You are to retype all of the data exactly as it appears.

**PROVIDED INFORMATION**
● ● ● ● ● ● ●

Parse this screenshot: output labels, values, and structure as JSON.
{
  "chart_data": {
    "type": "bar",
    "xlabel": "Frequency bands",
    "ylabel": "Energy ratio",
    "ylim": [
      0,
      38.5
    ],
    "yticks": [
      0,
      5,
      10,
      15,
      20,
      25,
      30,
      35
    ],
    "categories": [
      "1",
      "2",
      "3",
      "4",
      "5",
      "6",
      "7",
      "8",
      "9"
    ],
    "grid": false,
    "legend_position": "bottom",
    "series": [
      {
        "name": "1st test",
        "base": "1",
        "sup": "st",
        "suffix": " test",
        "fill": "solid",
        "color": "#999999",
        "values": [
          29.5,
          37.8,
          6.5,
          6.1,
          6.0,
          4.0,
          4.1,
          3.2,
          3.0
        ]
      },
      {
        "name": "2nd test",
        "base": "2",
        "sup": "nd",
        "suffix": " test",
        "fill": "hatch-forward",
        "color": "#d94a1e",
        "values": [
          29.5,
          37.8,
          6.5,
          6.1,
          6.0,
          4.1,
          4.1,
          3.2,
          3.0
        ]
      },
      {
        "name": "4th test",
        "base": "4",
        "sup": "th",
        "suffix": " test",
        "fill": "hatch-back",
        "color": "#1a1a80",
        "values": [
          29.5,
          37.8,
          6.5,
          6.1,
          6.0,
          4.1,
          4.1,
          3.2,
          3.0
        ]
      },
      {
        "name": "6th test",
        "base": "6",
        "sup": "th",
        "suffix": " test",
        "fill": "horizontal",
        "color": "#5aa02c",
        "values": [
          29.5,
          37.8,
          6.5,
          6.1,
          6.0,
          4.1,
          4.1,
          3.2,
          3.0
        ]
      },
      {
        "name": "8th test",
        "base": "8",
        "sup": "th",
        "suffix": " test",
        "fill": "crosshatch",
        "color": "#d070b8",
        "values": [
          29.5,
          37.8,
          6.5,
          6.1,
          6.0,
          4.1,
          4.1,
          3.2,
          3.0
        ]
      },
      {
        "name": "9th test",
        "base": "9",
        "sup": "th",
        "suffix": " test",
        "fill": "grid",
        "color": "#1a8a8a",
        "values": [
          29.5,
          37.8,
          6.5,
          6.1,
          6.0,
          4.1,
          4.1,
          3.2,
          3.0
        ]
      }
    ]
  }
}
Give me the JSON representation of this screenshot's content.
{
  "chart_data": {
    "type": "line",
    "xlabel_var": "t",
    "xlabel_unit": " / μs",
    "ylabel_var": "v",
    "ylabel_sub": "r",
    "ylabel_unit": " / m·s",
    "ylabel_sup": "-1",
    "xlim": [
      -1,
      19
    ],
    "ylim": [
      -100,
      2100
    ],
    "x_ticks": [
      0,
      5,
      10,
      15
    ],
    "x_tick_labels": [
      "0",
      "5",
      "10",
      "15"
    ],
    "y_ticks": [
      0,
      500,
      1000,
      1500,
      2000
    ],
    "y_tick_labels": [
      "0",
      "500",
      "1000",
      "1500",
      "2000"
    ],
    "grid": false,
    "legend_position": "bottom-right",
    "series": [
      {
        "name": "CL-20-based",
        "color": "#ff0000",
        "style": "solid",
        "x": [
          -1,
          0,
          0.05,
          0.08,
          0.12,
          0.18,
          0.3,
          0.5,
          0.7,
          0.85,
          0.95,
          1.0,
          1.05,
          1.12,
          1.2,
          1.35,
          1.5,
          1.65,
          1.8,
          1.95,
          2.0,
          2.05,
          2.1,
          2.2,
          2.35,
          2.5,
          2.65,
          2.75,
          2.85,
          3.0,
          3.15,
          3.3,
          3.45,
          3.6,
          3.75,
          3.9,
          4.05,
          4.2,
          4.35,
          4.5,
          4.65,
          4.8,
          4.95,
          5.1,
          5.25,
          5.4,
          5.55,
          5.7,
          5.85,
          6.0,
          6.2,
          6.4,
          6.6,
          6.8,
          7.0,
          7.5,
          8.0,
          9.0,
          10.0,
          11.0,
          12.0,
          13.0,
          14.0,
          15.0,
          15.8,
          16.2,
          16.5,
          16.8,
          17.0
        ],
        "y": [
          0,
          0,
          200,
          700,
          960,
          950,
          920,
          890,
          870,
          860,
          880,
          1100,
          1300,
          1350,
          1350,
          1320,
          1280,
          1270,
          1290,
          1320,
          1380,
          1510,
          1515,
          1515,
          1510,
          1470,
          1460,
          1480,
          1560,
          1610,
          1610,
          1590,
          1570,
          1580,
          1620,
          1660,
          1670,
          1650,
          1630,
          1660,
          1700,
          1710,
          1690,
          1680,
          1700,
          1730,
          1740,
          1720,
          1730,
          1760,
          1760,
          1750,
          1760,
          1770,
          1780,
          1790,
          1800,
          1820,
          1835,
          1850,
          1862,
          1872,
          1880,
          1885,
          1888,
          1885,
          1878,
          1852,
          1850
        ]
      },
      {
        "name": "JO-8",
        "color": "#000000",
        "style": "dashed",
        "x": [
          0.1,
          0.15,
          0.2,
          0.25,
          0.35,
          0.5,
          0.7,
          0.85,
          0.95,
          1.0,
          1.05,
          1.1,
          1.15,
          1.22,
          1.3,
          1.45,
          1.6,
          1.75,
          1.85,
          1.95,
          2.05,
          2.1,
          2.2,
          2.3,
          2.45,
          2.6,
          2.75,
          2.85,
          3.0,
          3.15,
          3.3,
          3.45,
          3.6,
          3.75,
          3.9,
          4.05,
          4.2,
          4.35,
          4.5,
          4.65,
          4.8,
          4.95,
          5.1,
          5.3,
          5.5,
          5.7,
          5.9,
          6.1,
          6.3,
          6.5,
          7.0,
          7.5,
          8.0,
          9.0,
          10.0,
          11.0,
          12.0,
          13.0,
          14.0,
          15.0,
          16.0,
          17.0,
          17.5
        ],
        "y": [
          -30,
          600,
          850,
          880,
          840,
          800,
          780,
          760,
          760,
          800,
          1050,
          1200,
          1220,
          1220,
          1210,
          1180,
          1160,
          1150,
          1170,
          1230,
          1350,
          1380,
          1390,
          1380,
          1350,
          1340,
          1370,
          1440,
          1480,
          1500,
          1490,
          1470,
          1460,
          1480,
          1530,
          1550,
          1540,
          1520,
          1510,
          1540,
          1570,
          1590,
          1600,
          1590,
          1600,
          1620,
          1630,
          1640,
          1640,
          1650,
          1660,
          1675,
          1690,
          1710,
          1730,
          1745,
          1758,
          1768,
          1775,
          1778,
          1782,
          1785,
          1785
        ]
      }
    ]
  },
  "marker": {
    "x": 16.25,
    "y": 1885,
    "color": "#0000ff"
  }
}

● ● ● ● ● ● ●

**SOLUTION FOR THIS EXERCISE**
Parse this screenshot: output labels, values, and structure as JSON.
{
  "chart_data": {
    "type": "bar",
    "xlabel": "Frequency bands",
    "ylabel": "Energy ratio",
    "ylim": [
      0,
      38.5
    ],
    "yticks": [
      0,
      5,
      10,
      15,
      20,
      25,
      30,
      35
    ],
    "categories": [
      "1",
      "2",
      "3",
      "4",
      "5",
      "6",
      "7",
      "8",
      "9"
    ],
    "grid": false,
    "legend_position": "bottom",
    "series": [
      {
        "name": "1st test",
        "base": "1",
        "sup": "st",
        "suffix": " test",
        "fill": "solid",
        "color": "#999999",
        "values": [
          29.5,
          37.8,
          6.5,
          6.1,
          6.0,
          4.0,
          4.1,
          3.2,
          3.0
        ]
      },
      {
        "name": "2nd test",
        "base": "2",
        "sup": "nd",
        "suffix": " test",
        "fill": "hatch-forward",
        "color": "#d94a1e",
        "values": [
          29.5,
          37.8,
          6.5,
          6.1,
          6.0,
          4.1,
          4.1,
          3.2,
          3.0
        ]
      },
      {
        "name": "4th test",
        "base": "4",
        "sup": "th",
        "suffix": " test",
        "fill": "hatch-back",
        "color": "#1a1a80",
        "values": [
          29.5,
          37.8,
          6.5,
          6.1,
          6.0,
          4.1,
          4.1,
          3.2,
          3.0
        ]
      },
      {
        "name": "6th test",
        "base": "6",
        "sup": "th",
        "suffix": " test",
        "fill": "horizontal",
        "color": "#5aa02c",
        "values": [
          29.5,
          37.8,
          6.5,
          6.1,
          6.0,
          4.1,
          4.1,
          3.2,
          3.0
        ]
      },
      {
        "name": "8th test",
        "base": "8",
        "sup": "th",
        "suffix": " test",
        "fill": "crosshatch",
        "color": "#d070b8",
        "values": [
          29.5,
          37.8,
          6.5,
          6.1,
          6.0,
          4.1,
          4.1,
          3.2,
          3.0
        ]
      },
      {
        "name": "9th test",
        "base": "9",
        "sup": "th",
        "suffix": " test",
        "fill": "grid",
        "color": "#1a8a8a",
        "values": [
          29.5,
          37.8,
          6.5,
          6.1,
          6.0,
          4.1,
          4.1,
          3.2,
          3.0
        ]
      }
    ]
  }
}
Give me the JSON representation of this screenshot's content.
{
  "chart_data": {
    "type": "line",
    "xlabel_var": "t",
    "xlabel_unit": " / μs",
    "ylabel_var": "v",
    "ylabel_sub": "r",
    "ylabel_unit": " / m·s",
    "ylabel_sup": "-1",
    "xlim": [
      -1,
      19
    ],
    "ylim": [
      -100,
      2100
    ],
    "x_ticks": [
      0,
      5,
      10,
      15
    ],
    "x_tick_labels": [
      "0",
      "5",
      "10",
      "15"
    ],
    "y_ticks": [
      0,
      500,
      1000,
      1500,
      2000
    ],
    "y_tick_labels": [
      "0",
      "500",
      "1000",
      "1500",
      "2000"
    ],
    "grid": false,
    "legend_position": "bottom-right",
    "series": [
      {
        "name": "CL-20-based",
        "color": "#ff0000",
        "style": "solid",
        "x": [
          -1,
          0,
          0.05,
          0.08,
          0.12,
          0.18,
          0.3,
          0.5,
          0.7,
          0.85,
          0.95,
          1.0,
          1.05,
          1.12,
          1.2,
          1.35,
          1.5,
          1.65,
          1.8,
          1.95,
          2.0,
          2.05,
          2.1,
          2.2,
          2.35,
          2.5,
          2.65,
          2.75,
          2.85,
          3.0,
          3.15,
          3.3,
          3.45,
          3.6,
          3.75,
          3.9,
          4.05,
          4.2,
          4.35,
          4.5,
          4.65,
          4.8,
          4.95,
          5.1,
          5.25,
          5.4,
          5.55,
          5.7,
          5.85,
          6.0,
          6.2,
          6.4,
          6.6,
          6.8,
          7.0,
          7.5,
          8.0,
          9.0,
          10.0,
          11.0,
          12.0,
          13.0,
          14.0,
          15.0,
          15.8,
          16.2,
          16.5,
          16.8,
          17.0
        ],
        "y": [
          0,
          0,
          200,
          700,
          960,
          950,
          920,
          890,
          870,
          860,
          880,
          1100,
          1300,
          1350,
          1350,
          1320,
          1280,
          1270,
          1290,
          1320,
          1380,
          1510,
          1515,
          1515,
          1510,
          1470,
          1460,
          1480,
          1560,
          1610,
          1610,
          1590,
          1570,
          1580,
          1620,
          1660,
          1670,
          1650,
          1630,
          1660,
          1700,
          1710,
          1690,
          1680,
          1700,
          1730,
          1740,
          1720,
          1730,
          1760,
          1760,
          1750,
          1760,
          1770,
          1780,
          1790,
          1800,
          1820,
          1835,
          1850,
          1862,
          1872,
          1880,
          1885,
          1888,
          1885,
          1878,
          1852,
          1850
        ]
      },
      {
        "name": "JO-8",
        "color": "#000000",
        "style": "dashed",
        "x": [
          0.1,
          0.15,
          0.2,
          0.25,
          0.35,
          0.5,
          0.7,
          0.85,
          0.95,
          1.0,
          1.05,
          1.1,
          1.15,
          1.22,
          1.3,
          1.45,
          1.6,
          1.75,
          1.85,
          1.95,
          2.05,
          2.1,
          2.2,
          2.3,
          2.45,
          2.6,
          2.75,
          2.85,
          3.0,
          3.15,
          3.3,
          3.45,
          3.6,
          3.75,
          3.9,
          4.05,
          4.2,
          4.35,
          4.5,
          4.65,
          4.8,
          4.95,
          5.1,
          5.3,
          5.5,
          5.7,
          5.9,
          6.1,
          6.3,
          6.5,
          7.0,
          7.5,
          8.0,
          9.0,
          10.0,
          11.0,
          12.0,
          13.0,
          14.0,
          15.0,
          16.0,
          17.0,
          17.5
        ],
        "y": [
          -30,
          600,
          850,
          880,
          840,
          800,
          780,
          760,
          760,
          800,
          1050,
          1200,
          1220,
          1220,
          1210,
          1180,
          1160,
          1150,
          1170,
          1230,
          1350,
          1380,
          1390,
          1380,
          1350,
          1340,
          1370,
          1440,
          1480,
          1500,
          1490,
          1470,
          1460,
          1480,
          1530,
          1550,
          1540,
          1520,
          1510,
          1540,
          1570,
          1590,
          1600,
          1590,
          1600,
          1620,
          1630,
          1640,
          1640,
          1650,
          1660,
          1675,
          1690,
          1710,
          1730,
          1745,
          1758,
          1768,
          1775,
          1778,
          1782,
          1785,
          1785
        ]
      }
    ]
  },
  "marker": {
    "x": 16.25,
    "y": 1885,
    "color": "#0000ff"
  }
}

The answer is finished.